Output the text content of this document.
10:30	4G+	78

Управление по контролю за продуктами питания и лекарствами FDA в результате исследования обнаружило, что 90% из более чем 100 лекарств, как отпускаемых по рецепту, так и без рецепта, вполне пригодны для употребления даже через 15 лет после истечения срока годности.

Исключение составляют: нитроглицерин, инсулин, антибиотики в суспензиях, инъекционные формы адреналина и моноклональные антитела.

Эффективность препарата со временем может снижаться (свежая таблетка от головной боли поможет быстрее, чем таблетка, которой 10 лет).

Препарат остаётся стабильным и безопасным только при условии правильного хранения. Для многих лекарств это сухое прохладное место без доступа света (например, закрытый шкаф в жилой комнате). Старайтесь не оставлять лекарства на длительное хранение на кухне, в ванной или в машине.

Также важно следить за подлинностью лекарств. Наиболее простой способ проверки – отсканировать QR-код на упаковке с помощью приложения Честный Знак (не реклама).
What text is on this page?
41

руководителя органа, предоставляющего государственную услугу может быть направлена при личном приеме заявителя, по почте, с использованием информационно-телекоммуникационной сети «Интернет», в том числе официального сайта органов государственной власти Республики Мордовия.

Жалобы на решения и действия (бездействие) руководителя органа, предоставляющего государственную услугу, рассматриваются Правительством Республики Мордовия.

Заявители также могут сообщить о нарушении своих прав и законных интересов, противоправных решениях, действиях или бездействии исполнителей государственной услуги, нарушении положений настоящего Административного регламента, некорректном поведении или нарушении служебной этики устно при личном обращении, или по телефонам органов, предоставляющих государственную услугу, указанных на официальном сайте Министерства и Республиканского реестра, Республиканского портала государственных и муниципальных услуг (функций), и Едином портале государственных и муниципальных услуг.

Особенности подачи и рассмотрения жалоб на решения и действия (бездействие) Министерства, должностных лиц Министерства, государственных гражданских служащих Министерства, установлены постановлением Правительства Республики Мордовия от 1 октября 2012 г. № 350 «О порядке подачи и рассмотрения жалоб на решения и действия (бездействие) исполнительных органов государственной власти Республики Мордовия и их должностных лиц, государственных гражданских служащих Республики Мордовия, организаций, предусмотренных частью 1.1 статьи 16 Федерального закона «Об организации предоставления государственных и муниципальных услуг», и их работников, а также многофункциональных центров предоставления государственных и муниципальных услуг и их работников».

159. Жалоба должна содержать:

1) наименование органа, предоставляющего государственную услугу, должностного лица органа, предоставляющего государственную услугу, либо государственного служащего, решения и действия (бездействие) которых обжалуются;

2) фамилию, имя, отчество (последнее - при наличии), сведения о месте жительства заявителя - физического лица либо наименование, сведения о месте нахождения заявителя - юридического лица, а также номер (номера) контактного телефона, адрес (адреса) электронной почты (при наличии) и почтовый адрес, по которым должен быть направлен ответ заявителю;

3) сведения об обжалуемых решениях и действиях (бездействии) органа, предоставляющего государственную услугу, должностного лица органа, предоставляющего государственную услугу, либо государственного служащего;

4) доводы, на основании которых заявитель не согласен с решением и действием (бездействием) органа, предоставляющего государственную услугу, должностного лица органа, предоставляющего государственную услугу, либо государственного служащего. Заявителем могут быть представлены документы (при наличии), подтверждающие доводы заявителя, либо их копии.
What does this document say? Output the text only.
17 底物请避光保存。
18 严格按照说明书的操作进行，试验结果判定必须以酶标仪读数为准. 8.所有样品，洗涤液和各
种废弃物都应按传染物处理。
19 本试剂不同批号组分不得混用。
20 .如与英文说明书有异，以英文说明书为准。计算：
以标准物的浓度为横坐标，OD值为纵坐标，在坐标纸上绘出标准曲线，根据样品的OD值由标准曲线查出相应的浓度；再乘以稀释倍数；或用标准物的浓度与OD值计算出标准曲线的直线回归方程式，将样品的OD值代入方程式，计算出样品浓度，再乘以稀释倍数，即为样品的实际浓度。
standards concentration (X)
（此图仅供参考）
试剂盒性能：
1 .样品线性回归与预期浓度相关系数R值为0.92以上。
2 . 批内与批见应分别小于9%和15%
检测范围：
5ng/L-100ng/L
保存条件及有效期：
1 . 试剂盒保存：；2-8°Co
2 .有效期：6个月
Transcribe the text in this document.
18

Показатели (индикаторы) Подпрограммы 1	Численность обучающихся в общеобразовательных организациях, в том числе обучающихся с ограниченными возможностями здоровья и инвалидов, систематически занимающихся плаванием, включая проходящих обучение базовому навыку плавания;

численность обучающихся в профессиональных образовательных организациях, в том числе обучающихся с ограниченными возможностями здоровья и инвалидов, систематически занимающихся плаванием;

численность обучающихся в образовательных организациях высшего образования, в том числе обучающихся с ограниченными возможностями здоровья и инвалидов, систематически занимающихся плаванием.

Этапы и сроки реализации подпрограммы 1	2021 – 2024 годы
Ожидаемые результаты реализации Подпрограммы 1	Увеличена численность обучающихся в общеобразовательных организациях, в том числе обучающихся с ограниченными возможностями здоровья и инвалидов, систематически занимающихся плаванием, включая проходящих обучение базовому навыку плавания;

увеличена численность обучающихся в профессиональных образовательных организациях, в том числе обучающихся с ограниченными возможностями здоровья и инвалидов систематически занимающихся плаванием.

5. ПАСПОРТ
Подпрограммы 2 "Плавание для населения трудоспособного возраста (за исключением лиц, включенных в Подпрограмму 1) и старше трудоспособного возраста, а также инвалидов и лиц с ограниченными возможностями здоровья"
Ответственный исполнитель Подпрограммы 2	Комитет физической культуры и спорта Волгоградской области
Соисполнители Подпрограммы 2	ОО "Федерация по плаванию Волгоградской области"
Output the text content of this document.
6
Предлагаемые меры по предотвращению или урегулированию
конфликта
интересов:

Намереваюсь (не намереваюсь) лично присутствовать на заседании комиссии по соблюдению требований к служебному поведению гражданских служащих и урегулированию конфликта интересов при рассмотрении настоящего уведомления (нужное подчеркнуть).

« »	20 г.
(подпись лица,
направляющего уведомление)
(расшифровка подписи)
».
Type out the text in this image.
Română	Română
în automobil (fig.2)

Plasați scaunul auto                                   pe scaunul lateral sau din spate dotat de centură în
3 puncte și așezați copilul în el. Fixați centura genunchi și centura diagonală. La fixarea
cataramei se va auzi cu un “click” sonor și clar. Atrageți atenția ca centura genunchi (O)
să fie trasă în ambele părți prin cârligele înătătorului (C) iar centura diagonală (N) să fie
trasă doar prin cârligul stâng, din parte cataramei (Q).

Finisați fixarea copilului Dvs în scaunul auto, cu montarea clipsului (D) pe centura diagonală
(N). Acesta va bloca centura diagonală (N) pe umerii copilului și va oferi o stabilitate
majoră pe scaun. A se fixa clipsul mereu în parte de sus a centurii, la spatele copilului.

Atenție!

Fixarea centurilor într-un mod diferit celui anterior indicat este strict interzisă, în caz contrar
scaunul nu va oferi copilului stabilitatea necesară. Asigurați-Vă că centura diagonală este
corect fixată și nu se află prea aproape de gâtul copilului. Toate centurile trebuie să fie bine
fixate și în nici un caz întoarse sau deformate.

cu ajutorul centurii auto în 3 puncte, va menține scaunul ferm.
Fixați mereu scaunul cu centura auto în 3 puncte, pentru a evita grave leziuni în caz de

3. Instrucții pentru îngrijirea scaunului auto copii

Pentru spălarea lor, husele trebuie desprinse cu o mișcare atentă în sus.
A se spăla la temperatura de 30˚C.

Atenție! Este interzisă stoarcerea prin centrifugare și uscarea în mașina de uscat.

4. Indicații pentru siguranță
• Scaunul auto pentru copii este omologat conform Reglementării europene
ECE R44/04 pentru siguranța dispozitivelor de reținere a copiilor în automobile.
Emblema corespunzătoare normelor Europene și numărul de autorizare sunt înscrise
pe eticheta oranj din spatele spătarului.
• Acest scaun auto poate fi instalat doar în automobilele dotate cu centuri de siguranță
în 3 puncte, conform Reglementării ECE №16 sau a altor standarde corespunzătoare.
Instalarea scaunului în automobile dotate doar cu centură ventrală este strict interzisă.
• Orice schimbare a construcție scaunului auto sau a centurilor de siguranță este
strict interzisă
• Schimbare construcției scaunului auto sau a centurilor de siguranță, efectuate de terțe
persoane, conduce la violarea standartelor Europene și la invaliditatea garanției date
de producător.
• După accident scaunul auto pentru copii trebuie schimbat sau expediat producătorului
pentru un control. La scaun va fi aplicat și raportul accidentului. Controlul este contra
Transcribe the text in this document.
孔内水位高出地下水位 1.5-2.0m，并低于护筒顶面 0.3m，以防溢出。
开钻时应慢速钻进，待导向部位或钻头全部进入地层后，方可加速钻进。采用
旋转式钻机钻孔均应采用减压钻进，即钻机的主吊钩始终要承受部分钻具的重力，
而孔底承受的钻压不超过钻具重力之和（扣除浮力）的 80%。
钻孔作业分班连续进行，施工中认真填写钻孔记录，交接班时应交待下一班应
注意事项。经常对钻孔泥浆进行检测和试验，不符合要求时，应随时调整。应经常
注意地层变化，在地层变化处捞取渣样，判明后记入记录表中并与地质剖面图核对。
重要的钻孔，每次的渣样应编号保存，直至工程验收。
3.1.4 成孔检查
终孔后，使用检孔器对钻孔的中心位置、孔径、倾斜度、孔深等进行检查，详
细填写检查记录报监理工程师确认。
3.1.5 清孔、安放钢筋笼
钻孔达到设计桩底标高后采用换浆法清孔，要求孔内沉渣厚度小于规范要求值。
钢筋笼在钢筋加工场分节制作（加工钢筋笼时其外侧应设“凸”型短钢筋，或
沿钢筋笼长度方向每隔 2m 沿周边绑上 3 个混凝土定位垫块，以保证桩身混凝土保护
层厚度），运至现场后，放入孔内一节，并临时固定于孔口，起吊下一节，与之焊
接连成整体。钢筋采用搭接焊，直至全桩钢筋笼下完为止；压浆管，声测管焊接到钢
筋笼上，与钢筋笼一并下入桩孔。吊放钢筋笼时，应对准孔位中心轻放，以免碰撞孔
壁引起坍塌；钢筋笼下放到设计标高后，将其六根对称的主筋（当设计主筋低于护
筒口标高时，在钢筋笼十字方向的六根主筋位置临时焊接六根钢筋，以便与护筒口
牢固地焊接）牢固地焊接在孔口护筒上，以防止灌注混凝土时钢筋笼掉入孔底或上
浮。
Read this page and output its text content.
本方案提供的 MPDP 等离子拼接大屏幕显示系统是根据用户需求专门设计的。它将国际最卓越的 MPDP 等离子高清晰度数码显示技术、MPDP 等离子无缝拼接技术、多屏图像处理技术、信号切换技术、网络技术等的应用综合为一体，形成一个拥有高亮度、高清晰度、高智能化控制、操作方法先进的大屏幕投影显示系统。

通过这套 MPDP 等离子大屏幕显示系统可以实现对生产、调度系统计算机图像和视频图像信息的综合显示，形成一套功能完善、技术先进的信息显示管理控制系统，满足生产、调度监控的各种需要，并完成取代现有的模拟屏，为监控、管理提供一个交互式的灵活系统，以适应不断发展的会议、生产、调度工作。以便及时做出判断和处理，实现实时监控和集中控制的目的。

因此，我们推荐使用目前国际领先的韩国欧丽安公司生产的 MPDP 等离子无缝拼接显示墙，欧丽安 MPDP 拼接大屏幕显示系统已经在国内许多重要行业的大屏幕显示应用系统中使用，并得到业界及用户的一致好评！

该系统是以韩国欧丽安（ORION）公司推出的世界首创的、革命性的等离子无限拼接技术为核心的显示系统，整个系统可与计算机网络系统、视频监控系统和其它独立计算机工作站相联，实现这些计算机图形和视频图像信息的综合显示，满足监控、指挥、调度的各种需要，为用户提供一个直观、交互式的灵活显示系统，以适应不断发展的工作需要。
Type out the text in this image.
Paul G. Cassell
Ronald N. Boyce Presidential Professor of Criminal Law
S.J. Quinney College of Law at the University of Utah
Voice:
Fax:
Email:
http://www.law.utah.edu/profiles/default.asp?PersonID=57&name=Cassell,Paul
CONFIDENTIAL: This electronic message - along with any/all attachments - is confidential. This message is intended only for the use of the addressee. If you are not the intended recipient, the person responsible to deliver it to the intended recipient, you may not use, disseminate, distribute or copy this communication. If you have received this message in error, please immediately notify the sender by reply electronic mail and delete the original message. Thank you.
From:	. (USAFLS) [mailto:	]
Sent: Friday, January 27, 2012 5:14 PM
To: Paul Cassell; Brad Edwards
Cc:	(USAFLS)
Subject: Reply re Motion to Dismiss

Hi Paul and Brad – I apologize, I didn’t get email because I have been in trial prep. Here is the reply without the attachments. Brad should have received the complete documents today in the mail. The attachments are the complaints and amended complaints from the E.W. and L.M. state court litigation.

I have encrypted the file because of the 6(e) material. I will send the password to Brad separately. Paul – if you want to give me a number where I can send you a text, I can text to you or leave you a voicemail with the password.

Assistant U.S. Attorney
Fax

※

### DO THIS
Search the preceding listing for "What" and extract every line where it is found.

### SOLVED PROBLEM
What text is on this page?
What does this document say? Output the text only.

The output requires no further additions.